▶ _TASK REQUIREMENTS_: Gather from the listing below each line that includes the word "JSON", and copy it.
■ ■ ■ ■ ■ ■ ■
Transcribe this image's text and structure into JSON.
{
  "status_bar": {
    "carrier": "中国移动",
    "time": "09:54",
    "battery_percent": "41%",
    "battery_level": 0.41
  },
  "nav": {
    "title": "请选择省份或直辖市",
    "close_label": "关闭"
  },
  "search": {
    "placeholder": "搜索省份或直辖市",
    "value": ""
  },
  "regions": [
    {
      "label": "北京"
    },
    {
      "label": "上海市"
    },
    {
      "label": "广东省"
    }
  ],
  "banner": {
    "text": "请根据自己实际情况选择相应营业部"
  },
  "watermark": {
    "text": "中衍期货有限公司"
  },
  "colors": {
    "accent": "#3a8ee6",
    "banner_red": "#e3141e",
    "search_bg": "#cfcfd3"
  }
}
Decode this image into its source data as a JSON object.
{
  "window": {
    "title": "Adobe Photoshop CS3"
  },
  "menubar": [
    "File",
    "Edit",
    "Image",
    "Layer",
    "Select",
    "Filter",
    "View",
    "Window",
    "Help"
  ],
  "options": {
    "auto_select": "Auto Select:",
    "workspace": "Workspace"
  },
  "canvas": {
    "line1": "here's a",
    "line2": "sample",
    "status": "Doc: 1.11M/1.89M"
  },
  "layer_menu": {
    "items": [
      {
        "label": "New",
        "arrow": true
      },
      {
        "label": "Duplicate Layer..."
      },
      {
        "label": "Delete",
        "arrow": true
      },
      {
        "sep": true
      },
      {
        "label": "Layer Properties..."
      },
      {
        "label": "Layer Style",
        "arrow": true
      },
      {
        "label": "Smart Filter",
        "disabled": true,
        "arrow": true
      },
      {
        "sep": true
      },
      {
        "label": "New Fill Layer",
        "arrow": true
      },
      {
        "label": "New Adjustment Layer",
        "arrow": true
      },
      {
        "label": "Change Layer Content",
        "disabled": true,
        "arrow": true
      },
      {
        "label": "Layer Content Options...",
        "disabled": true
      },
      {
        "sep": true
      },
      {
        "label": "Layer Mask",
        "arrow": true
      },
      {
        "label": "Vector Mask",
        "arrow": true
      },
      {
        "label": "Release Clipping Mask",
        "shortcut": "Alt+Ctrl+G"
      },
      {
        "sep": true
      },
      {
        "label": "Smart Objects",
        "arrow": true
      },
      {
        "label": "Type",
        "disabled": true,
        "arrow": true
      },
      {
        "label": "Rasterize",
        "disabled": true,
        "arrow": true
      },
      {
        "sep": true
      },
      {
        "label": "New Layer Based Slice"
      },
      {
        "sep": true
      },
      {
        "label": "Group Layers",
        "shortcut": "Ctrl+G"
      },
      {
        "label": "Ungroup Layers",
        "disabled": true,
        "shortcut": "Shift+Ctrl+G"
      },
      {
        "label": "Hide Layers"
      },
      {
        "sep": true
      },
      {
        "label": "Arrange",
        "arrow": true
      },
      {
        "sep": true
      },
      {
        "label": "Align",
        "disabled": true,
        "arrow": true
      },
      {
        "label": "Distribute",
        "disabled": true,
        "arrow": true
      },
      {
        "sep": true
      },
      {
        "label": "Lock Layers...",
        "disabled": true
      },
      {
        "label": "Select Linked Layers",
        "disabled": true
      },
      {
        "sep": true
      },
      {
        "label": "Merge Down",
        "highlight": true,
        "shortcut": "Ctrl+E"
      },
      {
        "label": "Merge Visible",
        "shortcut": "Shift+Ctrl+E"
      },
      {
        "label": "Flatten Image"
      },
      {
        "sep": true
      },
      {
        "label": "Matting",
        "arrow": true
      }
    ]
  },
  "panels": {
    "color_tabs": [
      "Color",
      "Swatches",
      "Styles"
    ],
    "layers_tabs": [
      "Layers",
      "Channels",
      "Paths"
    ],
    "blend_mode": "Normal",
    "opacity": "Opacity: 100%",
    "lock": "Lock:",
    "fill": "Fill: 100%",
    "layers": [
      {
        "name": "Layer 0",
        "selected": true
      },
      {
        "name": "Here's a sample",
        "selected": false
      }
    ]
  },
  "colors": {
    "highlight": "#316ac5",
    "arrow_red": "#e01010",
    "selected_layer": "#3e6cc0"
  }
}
■ ■ ■ ■ ■ ■ ■
▶ _RESPONSE_:
Transcribe this image's text and structure into JSON.
Decode this image into its source data as a JSON object.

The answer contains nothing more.